## Goal:
Scan the listing that follows and report how many lines contain "labels". Write the number alone.
■ ■ ■ ■
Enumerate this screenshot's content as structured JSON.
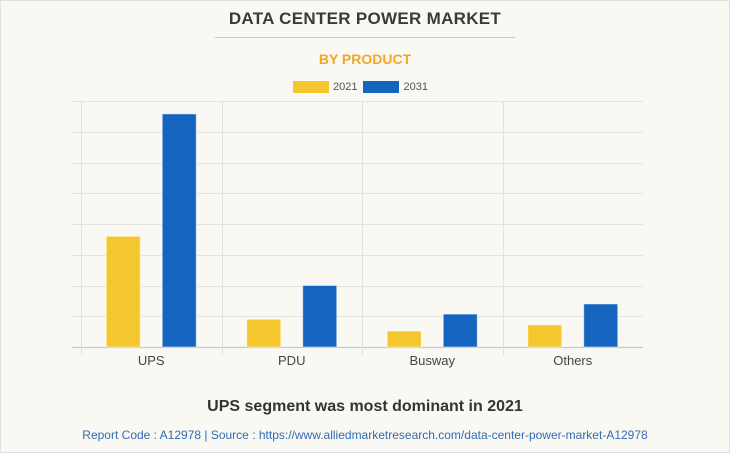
{
  "header": {
    "title": "DATA CENTER POWER MARKET",
    "subtitle": "BY PRODUCT"
  },
  "footer": {
    "insight": "UPS segment was most dominant in 2021",
    "source": "Report Code : A12978  |  Source : https://www.alliedmarketresearch.com/data-center-power-market-A12978"
  },
  "colors": {
    "series_2021": "#f5c72e",
    "series_2031": "#1565c0",
    "title": "#3a3a3a",
    "subtitle": "#f5a623",
    "source": "#2f6db5"
  },
  "chart_data": {
    "type": "bar",
    "title": "DATA CENTER POWER MARKET",
    "subtitle": "BY PRODUCT",
    "xlabel": "",
    "ylabel": "",
    "y_units": "relative (gridline intervals; no y-axis labels shown)",
    "ylim": [
      0,
      8
    ],
    "grid": true,
    "legend_position": "top-center",
    "categories": [
      "UPS",
      "PDU",
      "Busway",
      "Others"
    ],
    "series": [
      {
        "name": "2021",
        "color": "#f5c72e",
        "values": [
          3.6,
          0.9,
          0.52,
          0.72
        ]
      },
      {
        "name": "2031",
        "color": "#1565c0",
        "values": [
          7.58,
          2.0,
          1.07,
          1.4
        ]
      }
    ]
  }
}
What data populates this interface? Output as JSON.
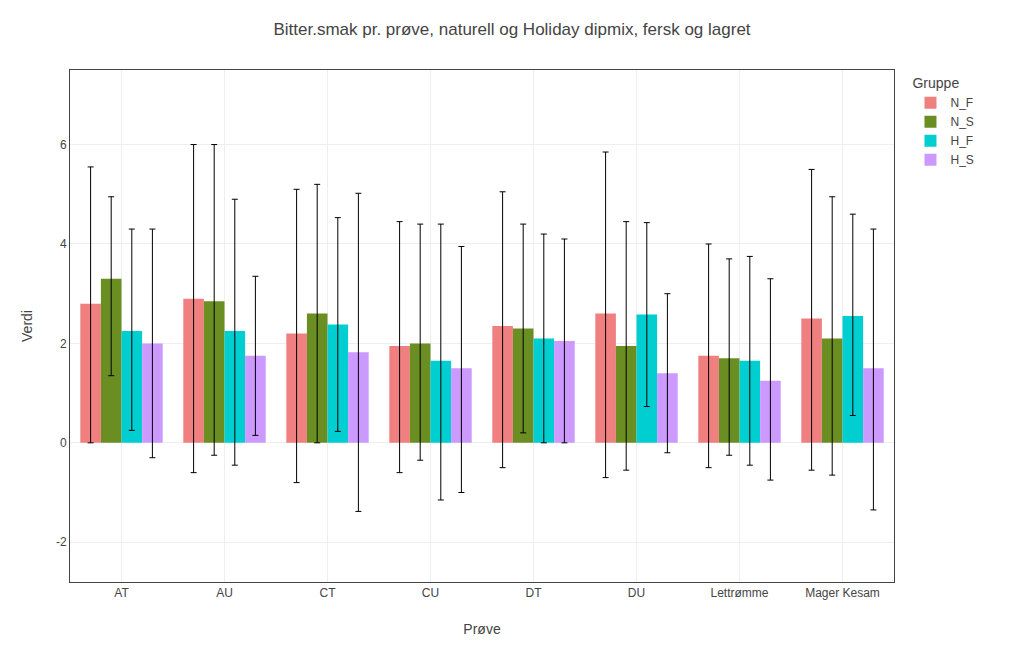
{
  "chart_data": {
    "type": "bar",
    "title": "Bitter.smak pr. prøve, naturell og Holiday dipmix, fersk og lagret",
    "xlabel": "Prøve",
    "ylabel": "Verdi",
    "legend_title": "Gruppe",
    "legend": "right",
    "grid": true,
    "categories": [
      "AT",
      "AU",
      "CT",
      "CU",
      "DT",
      "DU",
      "Lettrømme",
      "Mager Kesam"
    ],
    "series": [
      {
        "name": "N_F",
        "color": "#F08080",
        "values": [
          2.8,
          2.9,
          2.2,
          1.95,
          2.35,
          2.6,
          1.75,
          2.5
        ],
        "err_up": [
          2.75,
          3.1,
          2.9,
          2.5,
          2.7,
          3.25,
          2.25,
          3.0
        ],
        "err_lo": [
          2.8,
          3.5,
          3.0,
          2.55,
          2.85,
          3.3,
          2.25,
          3.05
        ]
      },
      {
        "name": "N_S",
        "color": "#6B8E23",
        "values": [
          3.3,
          2.85,
          2.6,
          2.0,
          2.3,
          1.95,
          1.7,
          2.1
        ],
        "err_up": [
          1.65,
          3.15,
          2.6,
          2.4,
          2.1,
          2.5,
          2.0,
          2.85
        ],
        "err_lo": [
          1.95,
          3.1,
          2.6,
          2.35,
          2.1,
          2.5,
          1.95,
          2.75
        ]
      },
      {
        "name": "H_F",
        "color": "#00CED1",
        "values": [
          2.25,
          2.25,
          2.38,
          1.65,
          2.1,
          2.58,
          1.65,
          2.55
        ],
        "err_up": [
          2.05,
          2.65,
          2.15,
          2.75,
          2.1,
          1.85,
          2.1,
          2.05
        ],
        "err_lo": [
          2.0,
          2.7,
          2.15,
          2.8,
          2.1,
          1.85,
          2.1,
          2.0
        ]
      },
      {
        "name": "H_S",
        "color": "#CC99FF",
        "values": [
          2.0,
          1.75,
          1.82,
          1.5,
          2.05,
          1.4,
          1.25,
          1.5
        ],
        "err_up": [
          2.3,
          1.6,
          3.2,
          2.45,
          2.05,
          1.6,
          2.05,
          2.8
        ],
        "err_lo": [
          2.3,
          1.6,
          3.2,
          2.5,
          2.05,
          1.6,
          2.0,
          2.85
        ]
      }
    ],
    "ylim": [
      -2.8,
      7.5
    ],
    "yticks": [
      -2,
      0,
      2,
      4,
      6
    ]
  }
}
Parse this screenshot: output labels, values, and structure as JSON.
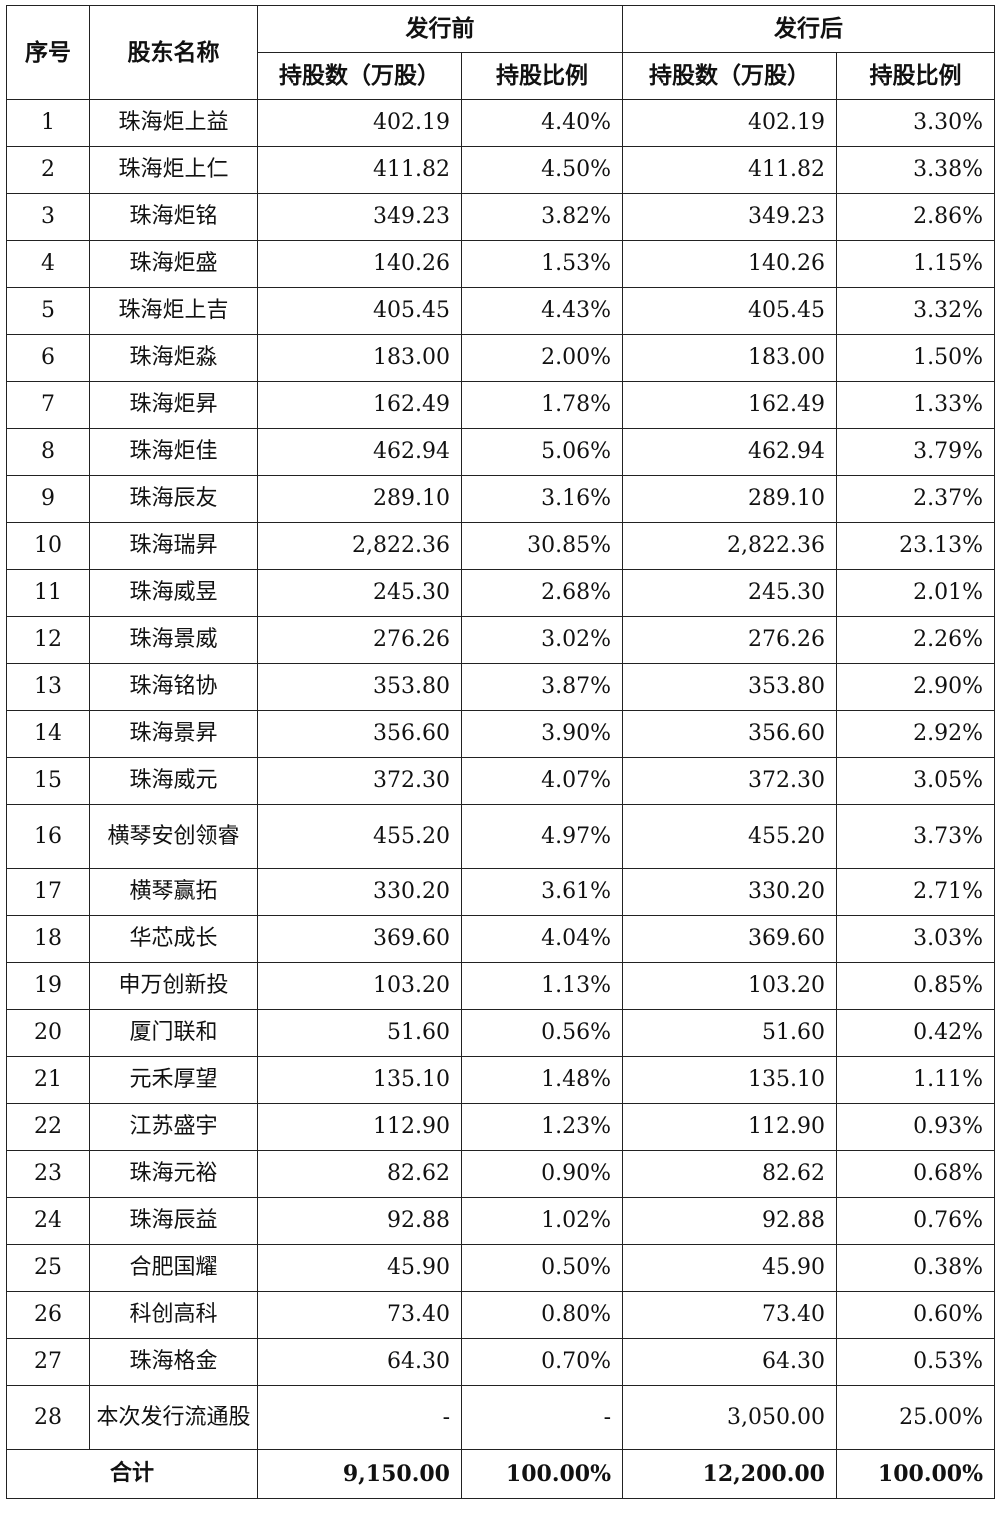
■ ■ ■ ■
## Task solution:
2